#### Work required
Keep the images out and copy every entry below exactly.

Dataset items
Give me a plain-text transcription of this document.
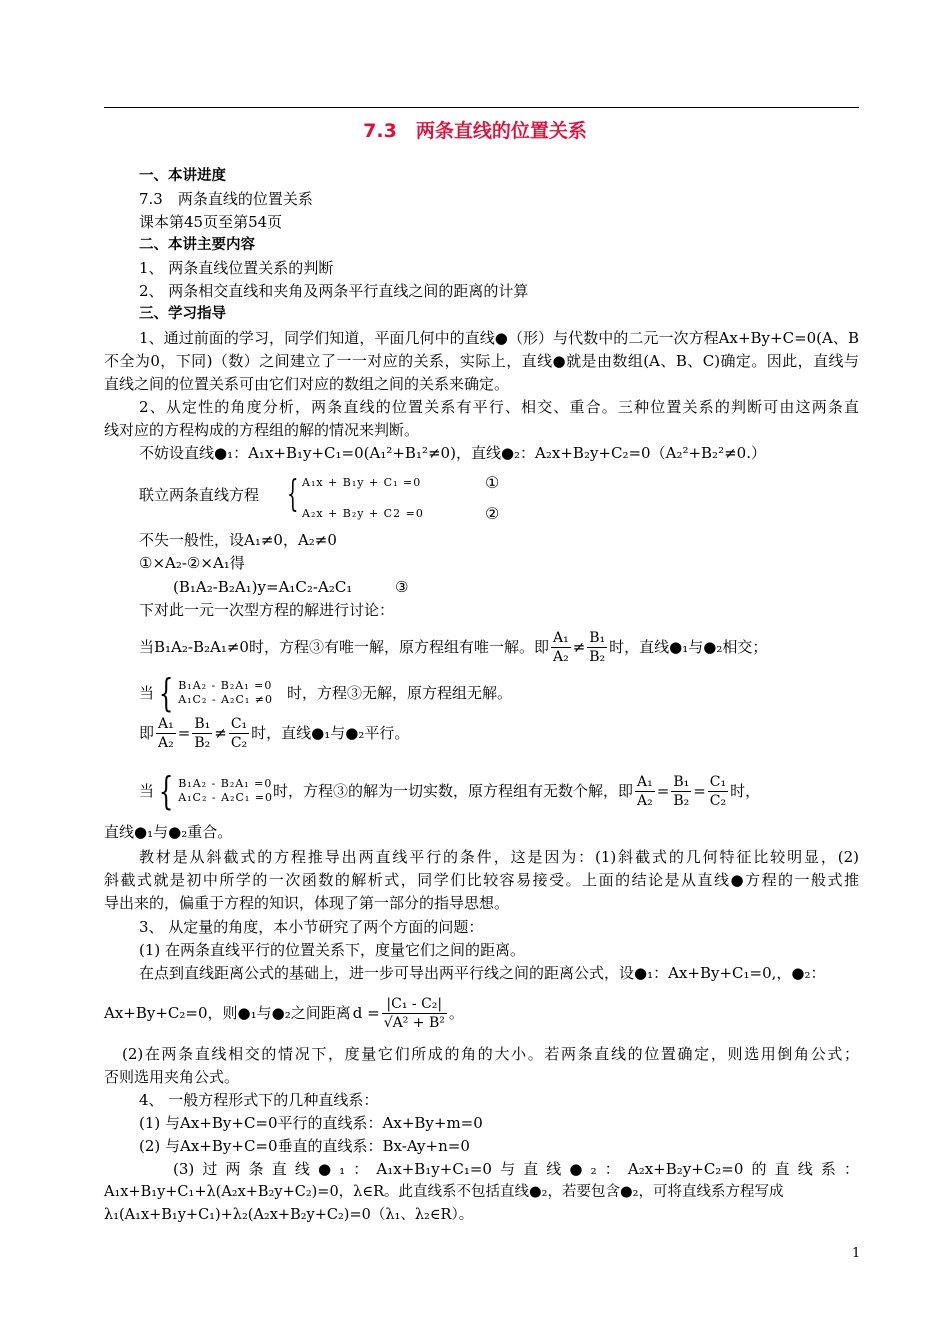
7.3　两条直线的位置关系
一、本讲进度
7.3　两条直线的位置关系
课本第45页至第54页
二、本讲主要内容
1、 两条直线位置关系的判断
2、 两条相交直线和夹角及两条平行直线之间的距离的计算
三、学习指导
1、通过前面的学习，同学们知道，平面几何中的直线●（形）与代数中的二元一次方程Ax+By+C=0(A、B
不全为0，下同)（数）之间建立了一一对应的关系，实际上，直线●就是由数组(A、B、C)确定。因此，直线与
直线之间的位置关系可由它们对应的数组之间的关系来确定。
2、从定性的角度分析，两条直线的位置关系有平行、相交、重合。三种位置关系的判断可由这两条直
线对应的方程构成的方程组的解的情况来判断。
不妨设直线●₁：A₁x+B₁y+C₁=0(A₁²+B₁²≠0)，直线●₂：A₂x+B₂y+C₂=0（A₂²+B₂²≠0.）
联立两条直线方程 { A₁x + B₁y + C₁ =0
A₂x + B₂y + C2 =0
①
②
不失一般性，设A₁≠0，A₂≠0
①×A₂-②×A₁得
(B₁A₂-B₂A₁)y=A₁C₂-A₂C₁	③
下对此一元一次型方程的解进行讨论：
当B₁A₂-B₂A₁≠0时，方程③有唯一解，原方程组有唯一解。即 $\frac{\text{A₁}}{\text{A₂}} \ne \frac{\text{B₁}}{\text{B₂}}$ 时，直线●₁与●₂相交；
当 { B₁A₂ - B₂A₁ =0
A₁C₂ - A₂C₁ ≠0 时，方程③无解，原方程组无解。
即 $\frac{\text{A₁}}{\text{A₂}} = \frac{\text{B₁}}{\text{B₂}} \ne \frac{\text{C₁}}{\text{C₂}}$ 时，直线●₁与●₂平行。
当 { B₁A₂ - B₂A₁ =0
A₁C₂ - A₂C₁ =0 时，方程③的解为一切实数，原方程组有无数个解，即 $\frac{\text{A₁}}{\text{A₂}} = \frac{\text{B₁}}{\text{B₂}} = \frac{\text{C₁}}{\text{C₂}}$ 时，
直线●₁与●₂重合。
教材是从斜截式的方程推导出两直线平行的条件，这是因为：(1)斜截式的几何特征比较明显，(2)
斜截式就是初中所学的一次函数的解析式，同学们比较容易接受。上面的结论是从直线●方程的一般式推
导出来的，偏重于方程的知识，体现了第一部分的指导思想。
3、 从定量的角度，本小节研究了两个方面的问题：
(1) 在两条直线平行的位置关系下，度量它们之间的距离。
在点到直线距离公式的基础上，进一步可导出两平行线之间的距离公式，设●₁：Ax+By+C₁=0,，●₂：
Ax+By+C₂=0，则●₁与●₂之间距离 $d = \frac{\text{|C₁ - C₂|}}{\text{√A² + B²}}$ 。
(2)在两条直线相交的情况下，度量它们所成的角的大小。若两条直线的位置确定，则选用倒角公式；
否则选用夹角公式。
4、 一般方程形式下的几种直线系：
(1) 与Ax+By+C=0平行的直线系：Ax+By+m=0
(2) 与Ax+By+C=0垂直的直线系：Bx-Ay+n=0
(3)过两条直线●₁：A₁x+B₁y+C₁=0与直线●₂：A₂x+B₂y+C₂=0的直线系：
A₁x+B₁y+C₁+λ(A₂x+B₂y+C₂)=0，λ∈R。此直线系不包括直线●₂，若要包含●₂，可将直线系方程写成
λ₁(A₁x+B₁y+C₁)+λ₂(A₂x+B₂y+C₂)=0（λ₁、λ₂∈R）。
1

#### Full answer
Give me a plain-text transcription of this document.
7.3　两条直线的位置关系
一、本讲进度
7.3　两条直线的位置关系
课本第45页至第54页
二、本讲主要内容
1、 两条直线位置关系的判断
2、 两条相交直线和夹角及两条平行直线之间的距离的计算
三、学习指导
1、通过前面的学习，同学们知道，平面几何中的直线●（形）与代数中的二元一次方程Ax+By+C=0(A、B
不全为0，下同)（数）之间建立了一一对应的关系，实际上，直线●就是由数组(A、B、C)确定。因此，直线与
直线之间的位置关系可由它们对应的数组之间的关系来确定。
2、从定性的角度分析，两条直线的位置关系有平行、相交、重合。三种位置关系的判断可由这两条直
线对应的方程构成的方程组的解的情况来判断。
不妨设直线●₁：A₁x+B₁y+C₁=0(A₁²+B₁²≠0)，直线●₂：A₂x+B₂y+C₂=0（A₂²+B₂²≠0.）
联立两条直线方程 { A₁x + B₁y + C₁ =0
A₂x + B₂y + C2 =0
①
②
不失一般性，设A₁≠0，A₂≠0
①×A₂-②×A₁得
(B₁A₂-B₂A₁)y=A₁C₂-A₂C₁	③
下对此一元一次型方程的解进行讨论：
当B₁A₂-B₂A₁≠0时，方程③有唯一解，原方程组有唯一解。即 $\frac{\text{A₁}}{\text{A₂}} \ne \frac{\text{B₁}}{\text{B₂}}$ 时，直线●₁与●₂相交；
当 { B₁A₂ - B₂A₁ =0
A₁C₂ - A₂C₁ ≠0 时，方程③无解，原方程组无解。
即 $\frac{\text{A₁}}{\text{A₂}} = \frac{\text{B₁}}{\text{B₂}} \ne \frac{\text{C₁}}{\text{C₂}}$ 时，直线●₁与●₂平行。
当 { B₁A₂ - B₂A₁ =0
A₁C₂ - A₂C₁ =0 时，方程③的解为一切实数，原方程组有无数个解，即 $\frac{\text{A₁}}{\text{A₂}} = \frac{\text{B₁}}{\text{B₂}} = \frac{\text{C₁}}{\text{C₂}}$ 时，
直线●₁与●₂重合。
教材是从斜截式的方程推导出两直线平行的条件，这是因为：(1)斜截式的几何特征比较明显，(2)
斜截式就是初中所学的一次函数的解析式，同学们比较容易接受。上面的结论是从直线●方程的一般式推
导出来的，偏重于方程的知识，体现了第一部分的指导思想。
3、 从定量的角度，本小节研究了两个方面的问题：
(1) 在两条直线平行的位置关系下，度量它们之间的距离。
在点到直线距离公式的基础上，进一步可导出两平行线之间的距离公式，设●₁：Ax+By+C₁=0,，●₂：
Ax+By+C₂=0，则●₁与●₂之间距离 $d = \frac{\text{|C₁ - C₂|}}{\text{√A² + B²}}$ 。
(2)在两条直线相交的情况下，度量它们所成的角的大小。若两条直线的位置确定，则选用倒角公式；
否则选用夹角公式。
4、 一般方程形式下的几种直线系：
(1) 与Ax+By+C=0平行的直线系：Ax+By+m=0
(2) 与Ax+By+C=0垂直的直线系：Bx-Ay+n=0
(3)过两条直线●₁：A₁x+B₁y+C₁=0与直线●₂：A₂x+B₂y+C₂=0的直线系：
A₁x+B₁y+C₁+λ(A₂x+B₂y+C₂)=0，λ∈R。此直线系不包括直线●₂，若要包含●₂，可将直线系方程写成
λ₁(A₁x+B₁y+C₁)+λ₂(A₂x+B₂y+C₂)=0（λ₁、λ₂∈R）。
1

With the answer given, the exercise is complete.